__Problem to solve__. The word "content" marks the lines you need; copy each of them from the data.

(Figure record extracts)
============
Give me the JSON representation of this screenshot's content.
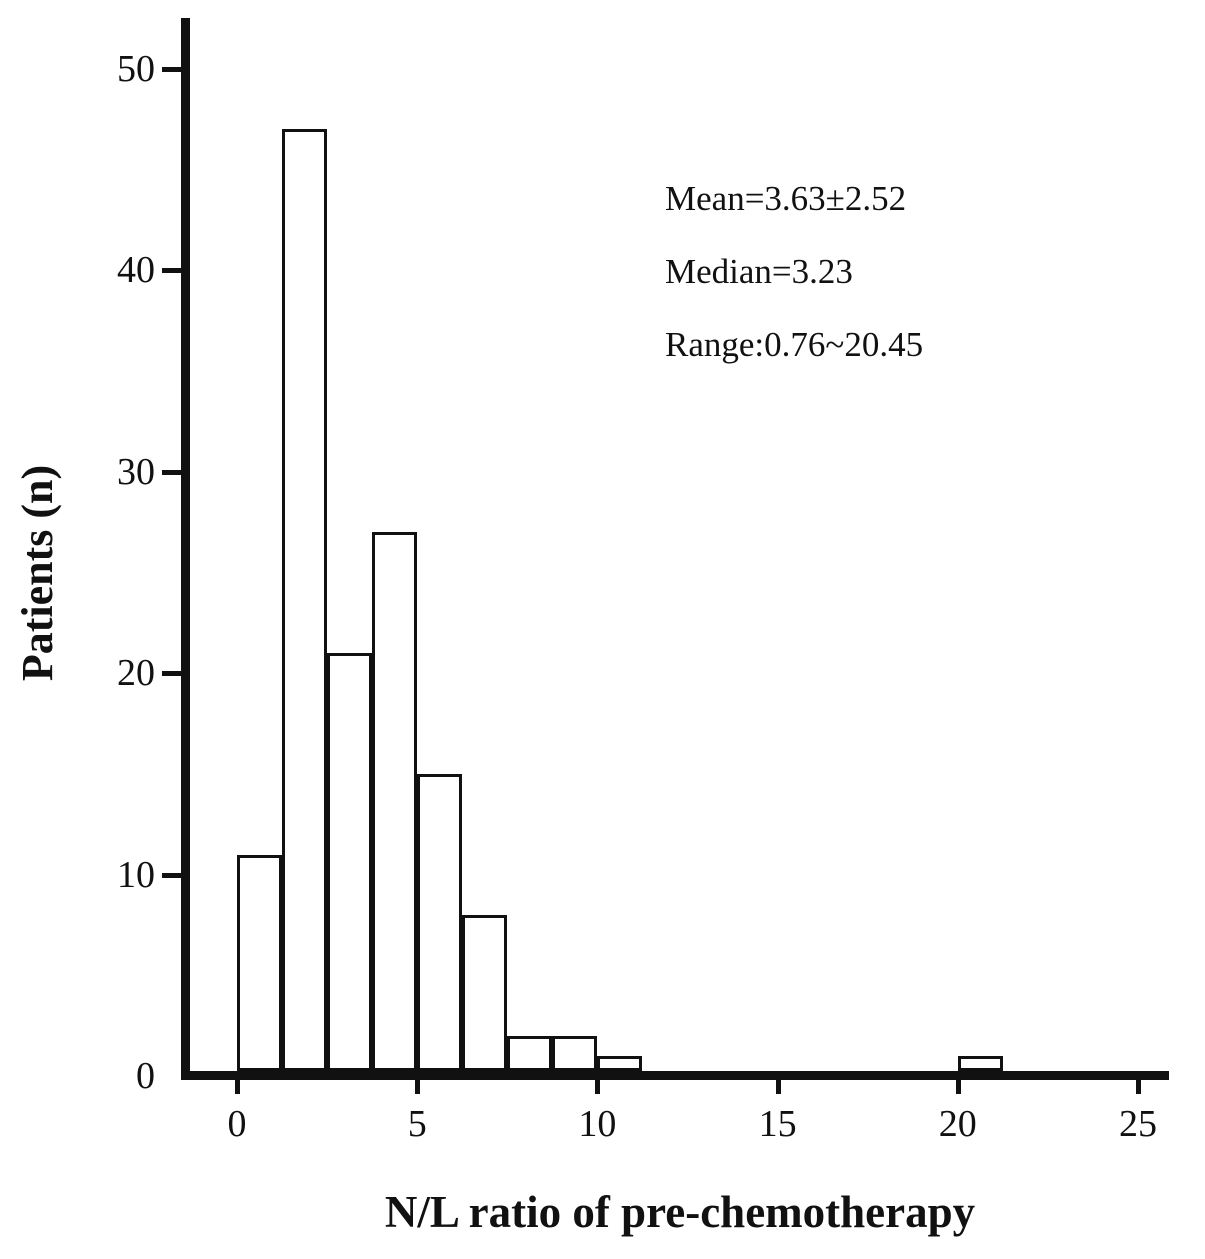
{
  "chart_data": {
    "type": "bar",
    "subtype": "histogram",
    "title": "",
    "xlabel": "N/L ratio of pre-chemotherapy",
    "ylabel": "Patients (n)",
    "x_ticks": [
      0,
      5,
      10,
      15,
      20,
      25
    ],
    "y_ticks": [
      0,
      10,
      20,
      30,
      40,
      50
    ],
    "xlim": [
      -1.5,
      25.8
    ],
    "ylim": [
      0,
      52.5
    ],
    "grid": false,
    "legend": false,
    "bar_fill": "#ffffff",
    "bar_stroke": "#111111",
    "bins": [
      {
        "x_start": 0.0,
        "x_end": 1.25,
        "count": 11
      },
      {
        "x_start": 1.25,
        "x_end": 2.5,
        "count": 47
      },
      {
        "x_start": 2.5,
        "x_end": 3.75,
        "count": 21
      },
      {
        "x_start": 3.75,
        "x_end": 5.0,
        "count": 27
      },
      {
        "x_start": 5.0,
        "x_end": 6.25,
        "count": 15
      },
      {
        "x_start": 6.25,
        "x_end": 7.5,
        "count": 8
      },
      {
        "x_start": 7.5,
        "x_end": 8.75,
        "count": 2
      },
      {
        "x_start": 8.75,
        "x_end": 10.0,
        "count": 2
      },
      {
        "x_start": 10.0,
        "x_end": 11.25,
        "count": 1
      },
      {
        "x_start": 20.0,
        "x_end": 21.25,
        "count": 1
      }
    ],
    "annotations": [
      "Mean=3.63±2.52",
      "Median=3.23",
      "Range:0.76~20.45"
    ]
  }
}
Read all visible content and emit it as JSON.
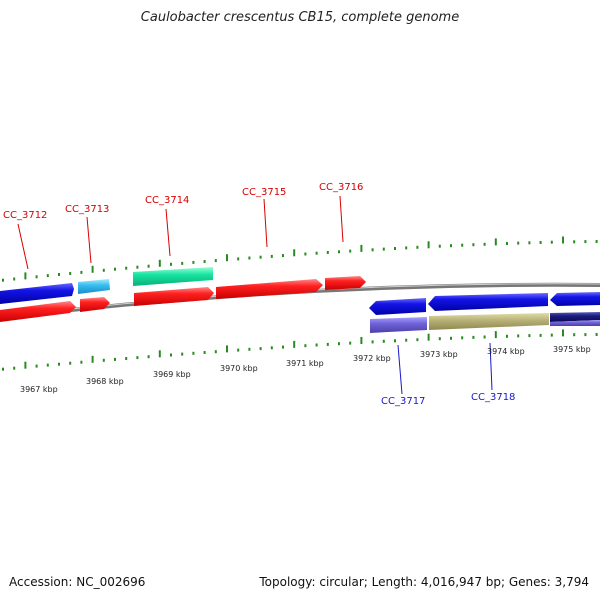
{
  "title": "Caulobacter crescentus CB15, complete genome",
  "accession_text": "Accession: NC_002696",
  "stats_text": "Topology: circular; Length: 4,016,947 bp; Genes: 3,794",
  "colors": {
    "backbone": "#8a8a8a",
    "tick": "#2a8a22",
    "plus_label": "#d80000",
    "minus_label": "#1818c8"
  },
  "kbp_labels": [
    "3967 kbp",
    "3968 kbp",
    "3969 kbp",
    "3970 kbp",
    "3971 kbp",
    "3972 kbp",
    "3973 kbp",
    "3974 kbp",
    "3975 kbp"
  ],
  "gene_labels": [
    {
      "text": "CC_3712",
      "strand": "plus"
    },
    {
      "text": "CC_3713",
      "strand": "plus"
    },
    {
      "text": "CC_3714",
      "strand": "plus"
    },
    {
      "text": "CC_3715",
      "strand": "plus"
    },
    {
      "text": "CC_3716",
      "strand": "plus"
    },
    {
      "text": "CC_3717",
      "strand": "minus"
    },
    {
      "text": "CC_3718",
      "strand": "minus"
    }
  ]
}
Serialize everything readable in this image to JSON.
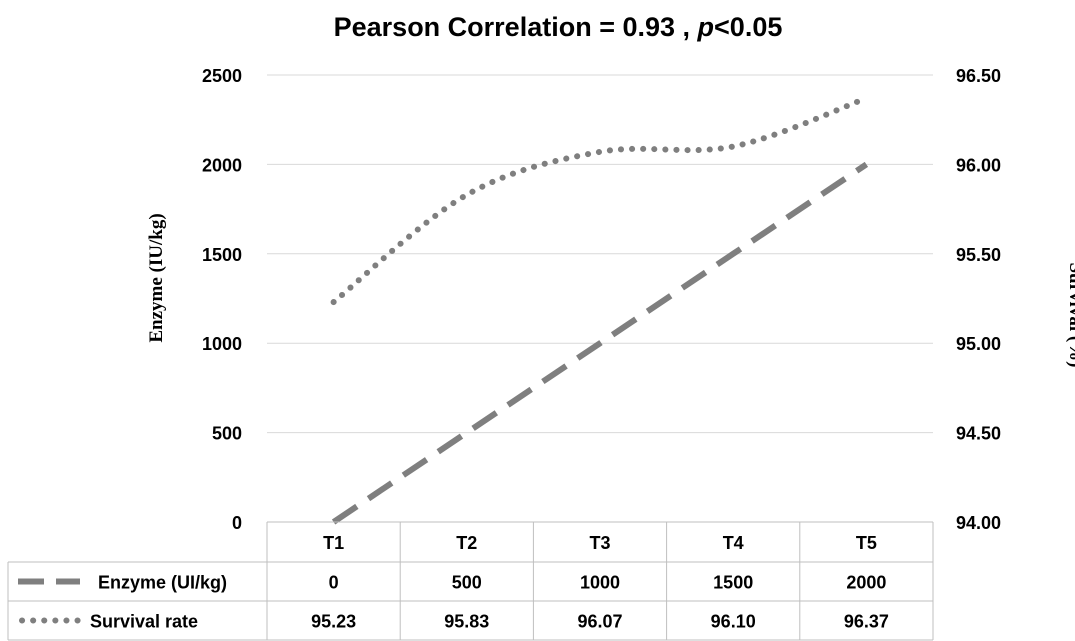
{
  "chart_data": {
    "type": "line",
    "title_prefix": "Pearson Correlation = 0.93 , ",
    "title_italic": "p",
    "title_suffix": "<0.05",
    "ylabel": "Enzyme (IU/kg)",
    "ylabel_right": "Survival (%)",
    "categories": [
      "T1",
      "T2",
      "T3",
      "T4",
      "T5"
    ],
    "ylim": [
      0,
      2500
    ],
    "yticks": [
      "0",
      "500",
      "1000",
      "1500",
      "2000",
      "2500"
    ],
    "ylim_right": [
      94.0,
      96.5
    ],
    "yticks_right": [
      "94.00",
      "94.50",
      "95.00",
      "95.50",
      "96.00",
      "96.50"
    ],
    "series": [
      {
        "name": "Enzyme (UI/kg)",
        "axis": "left",
        "style": "dashed",
        "color": "#7f7f7f",
        "values": [
          0,
          500,
          1000,
          1500,
          2000
        ],
        "labels": [
          "0",
          "500",
          "1000",
          "1500",
          "2000"
        ]
      },
      {
        "name": "Survival rate",
        "axis": "right",
        "style": "dotted",
        "color": "#7f7f7f",
        "values": [
          95.23,
          95.83,
          96.07,
          96.1,
          96.37
        ],
        "labels": [
          "95.23",
          "95.83",
          "96.07",
          "96.10",
          "96.37"
        ]
      }
    ],
    "grid": true,
    "legend": "data-table-bottom"
  }
}
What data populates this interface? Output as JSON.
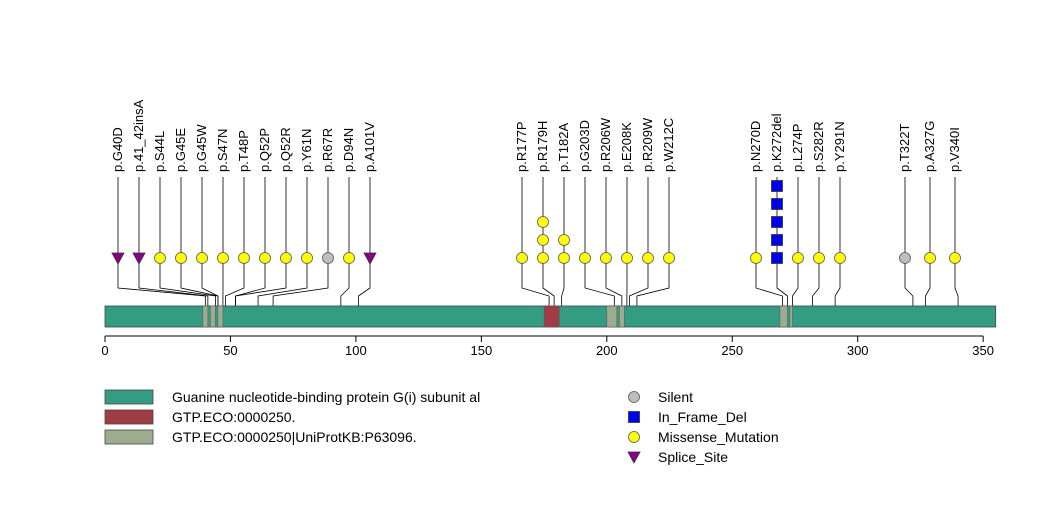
{
  "protein": {
    "length": 355,
    "color": "#359C84",
    "axis_ticks": [
      "0",
      "50",
      "100",
      "150",
      "200",
      "250",
      "300",
      "350"
    ]
  },
  "domains": [
    {
      "start": 39,
      "end": 41,
      "color": "#9EAB8E"
    },
    {
      "start": 42,
      "end": 44,
      "color": "#9EAB8E"
    },
    {
      "start": 45,
      "end": 47,
      "color": "#9EAB8E"
    },
    {
      "start": 175,
      "end": 181,
      "color": "#A03C44"
    },
    {
      "start": 200,
      "end": 204,
      "color": "#9EAB8E"
    },
    {
      "start": 205,
      "end": 207,
      "color": "#9EAB8E"
    },
    {
      "start": 269,
      "end": 272,
      "color": "#9EAB8E"
    },
    {
      "start": 273,
      "end": 274,
      "color": "#9EAB8E"
    }
  ],
  "mutations": [
    {
      "label": "p.G40D",
      "pos": 40,
      "type": "Splice_Site",
      "count": 1
    },
    {
      "label": "p.41_42insA",
      "pos": 41,
      "type": "Splice_Site",
      "count": 1
    },
    {
      "label": "p.S44L",
      "pos": 44,
      "type": "Missense_Mutation",
      "count": 1
    },
    {
      "label": "p.G45E",
      "pos": 45,
      "type": "Missense_Mutation",
      "count": 1
    },
    {
      "label": "p.G45W",
      "pos": 45,
      "type": "Missense_Mutation",
      "count": 1
    },
    {
      "label": "p.S47N",
      "pos": 47,
      "type": "Missense_Mutation",
      "count": 1
    },
    {
      "label": "p.T48P",
      "pos": 48,
      "type": "Missense_Mutation",
      "count": 1
    },
    {
      "label": "p.Q52P",
      "pos": 52,
      "type": "Missense_Mutation",
      "count": 1
    },
    {
      "label": "p.Q52R",
      "pos": 52,
      "type": "Missense_Mutation",
      "count": 1
    },
    {
      "label": "p.Y61N",
      "pos": 61,
      "type": "Missense_Mutation",
      "count": 1
    },
    {
      "label": "p.R67R",
      "pos": 67,
      "type": "Silent",
      "count": 1
    },
    {
      "label": "p.D94N",
      "pos": 94,
      "type": "Missense_Mutation",
      "count": 1
    },
    {
      "label": "p.A101V",
      "pos": 101,
      "type": "Splice_Site",
      "count": 1
    },
    {
      "label": "p.R177P",
      "pos": 177,
      "type": "Missense_Mutation",
      "count": 1
    },
    {
      "label": "p.R179H",
      "pos": 179,
      "type": "Missense_Mutation",
      "count": 3
    },
    {
      "label": "p.T182A",
      "pos": 182,
      "type": "Missense_Mutation",
      "count": 2
    },
    {
      "label": "p.G203D",
      "pos": 203,
      "type": "Missense_Mutation",
      "count": 1
    },
    {
      "label": "p.R206W",
      "pos": 206,
      "type": "Missense_Mutation",
      "count": 1
    },
    {
      "label": "p.E208K",
      "pos": 208,
      "type": "Missense_Mutation",
      "count": 1
    },
    {
      "label": "p.R209W",
      "pos": 209,
      "type": "Missense_Mutation",
      "count": 1
    },
    {
      "label": "p.W212C",
      "pos": 212,
      "type": "Missense_Mutation",
      "count": 1
    },
    {
      "label": "p.N270D",
      "pos": 270,
      "type": "Missense_Mutation",
      "count": 1
    },
    {
      "label": "p.K272del",
      "pos": 272,
      "type": "In_Frame_Del",
      "count": 5
    },
    {
      "label": "p.L274P",
      "pos": 274,
      "type": "Missense_Mutation",
      "count": 1
    },
    {
      "label": "p.S282R",
      "pos": 282,
      "type": "Missense_Mutation",
      "count": 1
    },
    {
      "label": "p.Y291N",
      "pos": 291,
      "type": "Missense_Mutation",
      "count": 1
    },
    {
      "label": "p.T322T",
      "pos": 322,
      "type": "Silent",
      "count": 1
    },
    {
      "label": "p.A327G",
      "pos": 327,
      "type": "Missense_Mutation",
      "count": 1
    },
    {
      "label": "p.V340I",
      "pos": 340,
      "type": "Missense_Mutation",
      "count": 1
    }
  ],
  "mutation_types": {
    "Silent": {
      "shape": "circle",
      "color": "#BEBEBE"
    },
    "In_Frame_Del": {
      "shape": "square",
      "color": "#0000EE"
    },
    "Missense_Mutation": {
      "shape": "circle",
      "color": "#FFFF00"
    },
    "Splice_Site": {
      "shape": "triangle",
      "color": "#8B008B"
    }
  },
  "domain_legend": [
    {
      "label": "Guanine nucleotide-binding protein G(i) subunit al",
      "color": "#359C84"
    },
    {
      "label": "GTP.ECO:0000250.",
      "color": "#A03C44"
    },
    {
      "label": "GTP.ECO:0000250|UniProtKB:P63096.",
      "color": "#9EAB8E"
    }
  ],
  "type_legend": [
    {
      "label": "Silent",
      "type": "Silent"
    },
    {
      "label": "In_Frame_Del",
      "type": "In_Frame_Del"
    },
    {
      "label": "Missense_Mutation",
      "type": "Missense_Mutation"
    },
    {
      "label": "Splice_Site",
      "type": "Splice_Site"
    }
  ]
}
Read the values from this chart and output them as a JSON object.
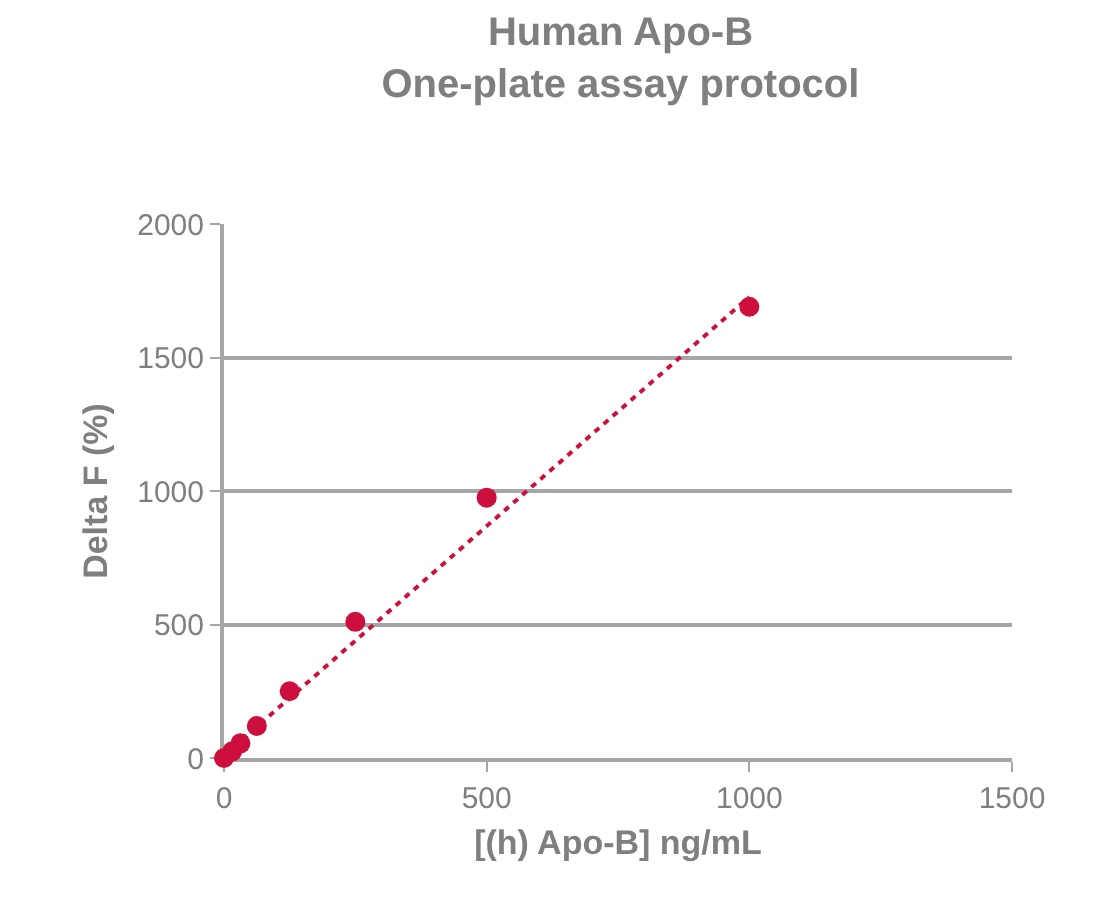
{
  "chart_data": {
    "type": "scatter",
    "title": "Human Apo-B\nOne-plate assay protocol",
    "xlabel": "[(h) Apo-B] ng/mL",
    "ylabel": "Delta F (%)",
    "xlim": [
      0,
      1500
    ],
    "xticks": [
      0,
      500,
      1000,
      1500
    ],
    "ylim": [
      0,
      2000
    ],
    "yticks": [
      0,
      500,
      1000,
      1500,
      2000
    ],
    "grid": "y",
    "series": [
      {
        "marker": "circle",
        "color": "#cc0f3c",
        "x": [
          0,
          15.6,
          31.25,
          62.5,
          125,
          250,
          500,
          1000
        ],
        "values": [
          0,
          25,
          55,
          120,
          250,
          510,
          975,
          1690
        ]
      },
      {
        "type": "line",
        "color": "#cc0f3c",
        "line_style": "dotted",
        "x": [
          0,
          1000
        ],
        "values": [
          10,
          1727
        ]
      }
    ]
  }
}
============
__Solution to this problem__.
Give me the JSON representation of this screenshot's content.
Read all visible content and emit it as JSON.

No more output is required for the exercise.